* Exercise requirements: Would you extract the whole listing below and retype it exactly?

[Stored data]

__________

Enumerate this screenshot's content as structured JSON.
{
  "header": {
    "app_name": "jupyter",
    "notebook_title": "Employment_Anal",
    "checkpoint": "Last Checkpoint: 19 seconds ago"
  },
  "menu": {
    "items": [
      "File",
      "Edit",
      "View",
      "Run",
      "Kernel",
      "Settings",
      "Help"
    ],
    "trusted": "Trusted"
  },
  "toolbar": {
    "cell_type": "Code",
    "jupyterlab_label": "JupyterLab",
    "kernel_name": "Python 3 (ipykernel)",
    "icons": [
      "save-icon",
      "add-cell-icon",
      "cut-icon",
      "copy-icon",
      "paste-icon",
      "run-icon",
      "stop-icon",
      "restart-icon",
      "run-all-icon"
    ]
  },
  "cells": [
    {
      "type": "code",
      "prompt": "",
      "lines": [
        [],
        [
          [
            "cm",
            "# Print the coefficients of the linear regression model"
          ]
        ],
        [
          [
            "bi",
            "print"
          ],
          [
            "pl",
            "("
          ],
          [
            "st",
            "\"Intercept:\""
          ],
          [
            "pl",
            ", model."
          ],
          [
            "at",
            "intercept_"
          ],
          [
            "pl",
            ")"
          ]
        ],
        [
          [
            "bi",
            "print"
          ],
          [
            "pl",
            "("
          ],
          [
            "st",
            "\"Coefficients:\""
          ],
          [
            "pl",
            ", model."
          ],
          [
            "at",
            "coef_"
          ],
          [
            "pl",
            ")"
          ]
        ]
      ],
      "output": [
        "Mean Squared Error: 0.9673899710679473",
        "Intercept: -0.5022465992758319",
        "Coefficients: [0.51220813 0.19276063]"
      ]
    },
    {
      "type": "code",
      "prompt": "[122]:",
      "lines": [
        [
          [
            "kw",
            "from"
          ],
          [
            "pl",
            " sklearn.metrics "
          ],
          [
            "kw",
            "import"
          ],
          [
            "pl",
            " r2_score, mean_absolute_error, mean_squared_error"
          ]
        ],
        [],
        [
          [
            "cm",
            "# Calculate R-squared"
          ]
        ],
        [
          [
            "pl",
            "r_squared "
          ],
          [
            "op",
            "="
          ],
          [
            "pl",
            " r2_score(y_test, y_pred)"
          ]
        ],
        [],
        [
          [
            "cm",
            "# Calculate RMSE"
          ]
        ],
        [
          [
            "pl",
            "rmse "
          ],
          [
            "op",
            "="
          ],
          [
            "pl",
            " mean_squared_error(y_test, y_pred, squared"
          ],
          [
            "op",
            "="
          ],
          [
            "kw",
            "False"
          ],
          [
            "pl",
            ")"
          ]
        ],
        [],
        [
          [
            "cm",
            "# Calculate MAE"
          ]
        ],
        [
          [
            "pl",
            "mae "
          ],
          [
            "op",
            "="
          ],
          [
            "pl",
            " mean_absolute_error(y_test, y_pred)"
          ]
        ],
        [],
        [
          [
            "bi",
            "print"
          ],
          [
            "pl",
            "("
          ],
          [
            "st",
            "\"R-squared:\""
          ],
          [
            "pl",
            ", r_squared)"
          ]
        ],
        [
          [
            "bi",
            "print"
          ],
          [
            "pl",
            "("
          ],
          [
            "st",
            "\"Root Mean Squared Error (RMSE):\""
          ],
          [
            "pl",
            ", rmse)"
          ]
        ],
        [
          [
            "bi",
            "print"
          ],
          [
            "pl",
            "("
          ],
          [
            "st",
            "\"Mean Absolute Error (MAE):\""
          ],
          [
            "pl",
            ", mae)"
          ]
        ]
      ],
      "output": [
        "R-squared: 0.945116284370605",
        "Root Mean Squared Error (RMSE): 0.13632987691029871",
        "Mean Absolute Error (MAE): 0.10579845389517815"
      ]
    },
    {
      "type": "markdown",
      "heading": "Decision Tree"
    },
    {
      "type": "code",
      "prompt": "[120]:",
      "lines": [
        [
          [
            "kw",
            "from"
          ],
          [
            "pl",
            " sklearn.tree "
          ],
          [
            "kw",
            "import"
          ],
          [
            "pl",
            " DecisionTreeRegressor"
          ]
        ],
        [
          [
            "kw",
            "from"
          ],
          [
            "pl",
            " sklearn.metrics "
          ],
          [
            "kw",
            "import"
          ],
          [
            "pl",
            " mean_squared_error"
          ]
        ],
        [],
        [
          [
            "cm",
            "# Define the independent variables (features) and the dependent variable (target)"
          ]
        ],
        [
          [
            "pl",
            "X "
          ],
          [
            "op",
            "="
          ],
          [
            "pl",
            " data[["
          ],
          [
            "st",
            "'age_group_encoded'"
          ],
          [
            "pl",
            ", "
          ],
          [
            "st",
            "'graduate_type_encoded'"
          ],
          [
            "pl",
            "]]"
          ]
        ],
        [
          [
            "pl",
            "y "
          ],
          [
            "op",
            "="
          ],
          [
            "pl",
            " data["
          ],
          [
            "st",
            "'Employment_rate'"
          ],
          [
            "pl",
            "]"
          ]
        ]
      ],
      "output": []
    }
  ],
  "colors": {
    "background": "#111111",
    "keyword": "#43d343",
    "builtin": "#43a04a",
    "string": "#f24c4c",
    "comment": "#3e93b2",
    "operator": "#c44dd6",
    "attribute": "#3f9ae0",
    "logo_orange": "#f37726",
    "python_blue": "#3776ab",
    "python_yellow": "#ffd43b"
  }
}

__________

* Task result:
Enumerate this screenshot's content as structured JSON.
{
  "header": {
    "app_name": "jupyter",
    "notebook_title": "Employment_Anal",
    "checkpoint": "Last Checkpoint: 19 seconds ago"
  },
  "menu": {
    "items": [
      "File",
      "Edit",
      "View",
      "Run",
      "Kernel",
      "Settings",
      "Help"
    ],
    "trusted": "Trusted"
  },
  "toolbar": {
    "cell_type": "Code",
    "jupyterlab_label": "JupyterLab",
    "kernel_name": "Python 3 (ipykernel)",
    "icons": [
      "save-icon",
      "add-cell-icon",
      "cut-icon",
      "copy-icon",
      "paste-icon",
      "run-icon",
      "stop-icon",
      "restart-icon",
      "run-all-icon"
    ]
  },
  "cells": [
    {
      "type": "code",
      "prompt": "",
      "lines": [
        [],
        [
          [
            "cm",
            "# Print the coefficients of the linear regression model"
          ]
        ],
        [
          [
            "bi",
            "print"
          ],
          [
            "pl",
            "("
          ],
          [
            "st",
            "\"Intercept:\""
          ],
          [
            "pl",
            ", model."
          ],
          [
            "at",
            "intercept_"
          ],
          [
            "pl",
            ")"
          ]
        ],
        [
          [
            "bi",
            "print"
          ],
          [
            "pl",
            "("
          ],
          [
            "st",
            "\"Coefficients:\""
          ],
          [
            "pl",
            ", model."
          ],
          [
            "at",
            "coef_"
          ],
          [
            "pl",
            ")"
          ]
        ]
      ],
      "output": [
        "Mean Squared Error: 0.9673899710679473",
        "Intercept: -0.5022465992758319",
        "Coefficients: [0.51220813 0.19276063]"
      ]
    },
    {
      "type": "code",
      "prompt": "[122]:",
      "lines": [
        [
          [
            "kw",
            "from"
          ],
          [
            "pl",
            " sklearn.metrics "
          ],
          [
            "kw",
            "import"
          ],
          [
            "pl",
            " r2_score, mean_absolute_error, mean_squared_error"
          ]
        ],
        [],
        [
          [
            "cm",
            "# Calculate R-squared"
          ]
        ],
        [
          [
            "pl",
            "r_squared "
          ],
          [
            "op",
            "="
          ],
          [
            "pl",
            " r2_score(y_test, y_pred)"
          ]
        ],
        [],
        [
          [
            "cm",
            "# Calculate RMSE"
          ]
        ],
        [
          [
            "pl",
            "rmse "
          ],
          [
            "op",
            "="
          ],
          [
            "pl",
            " mean_squared_error(y_test, y_pred, squared"
          ],
          [
            "op",
            "="
          ],
          [
            "kw",
            "False"
          ],
          [
            "pl",
            ")"
          ]
        ],
        [],
        [
          [
            "cm",
            "# Calculate MAE"
          ]
        ],
        [
          [
            "pl",
            "mae "
          ],
          [
            "op",
            "="
          ],
          [
            "pl",
            " mean_absolute_error(y_test, y_pred)"
          ]
        ],
        [],
        [
          [
            "bi",
            "print"
          ],
          [
            "pl",
            "("
          ],
          [
            "st",
            "\"R-squared:\""
          ],
          [
            "pl",
            ", r_squared)"
          ]
        ],
        [
          [
            "bi",
            "print"
          ],
          [
            "pl",
            "("
          ],
          [
            "st",
            "\"Root Mean Squared Error (RMSE):\""
          ],
          [
            "pl",
            ", rmse)"
          ]
        ],
        [
          [
            "bi",
            "print"
          ],
          [
            "pl",
            "("
          ],
          [
            "st",
            "\"Mean Absolute Error (MAE):\""
          ],
          [
            "pl",
            ", mae)"
          ]
        ]
      ],
      "output": [
        "R-squared: 0.945116284370605",
        "Root Mean Squared Error (RMSE): 0.13632987691029871",
        "Mean Absolute Error (MAE): 0.10579845389517815"
      ]
    },
    {
      "type": "markdown",
      "heading": "Decision Tree"
    },
    {
      "type": "code",
      "prompt": "[120]:",
      "lines": [
        [
          [
            "kw",
            "from"
          ],
          [
            "pl",
            " sklearn.tree "
          ],
          [
            "kw",
            "import"
          ],
          [
            "pl",
            " DecisionTreeRegressor"
          ]
        ],
        [
          [
            "kw",
            "from"
          ],
          [
            "pl",
            " sklearn.metrics "
          ],
          [
            "kw",
            "import"
          ],
          [
            "pl",
            " mean_squared_error"
          ]
        ],
        [],
        [
          [
            "cm",
            "# Define the independent variables (features) and the dependent variable (target)"
          ]
        ],
        [
          [
            "pl",
            "X "
          ],
          [
            "op",
            "="
          ],
          [
            "pl",
            " data[["
          ],
          [
            "st",
            "'age_group_encoded'"
          ],
          [
            "pl",
            ", "
          ],
          [
            "st",
            "'graduate_type_encoded'"
          ],
          [
            "pl",
            "]]"
          ]
        ],
        [
          [
            "pl",
            "y "
          ],
          [
            "op",
            "="
          ],
          [
            "pl",
            " data["
          ],
          [
            "st",
            "'Employment_rate'"
          ],
          [
            "pl",
            "]"
          ]
        ]
      ],
      "output": []
    }
  ],
  "colors": {
    "background": "#111111",
    "keyword": "#43d343",
    "builtin": "#43a04a",
    "string": "#f24c4c",
    "comment": "#3e93b2",
    "operator": "#c44dd6",
    "attribute": "#3f9ae0",
    "logo_orange": "#f37726",
    "python_blue": "#3776ab",
    "python_yellow": "#ffd43b"
  }
}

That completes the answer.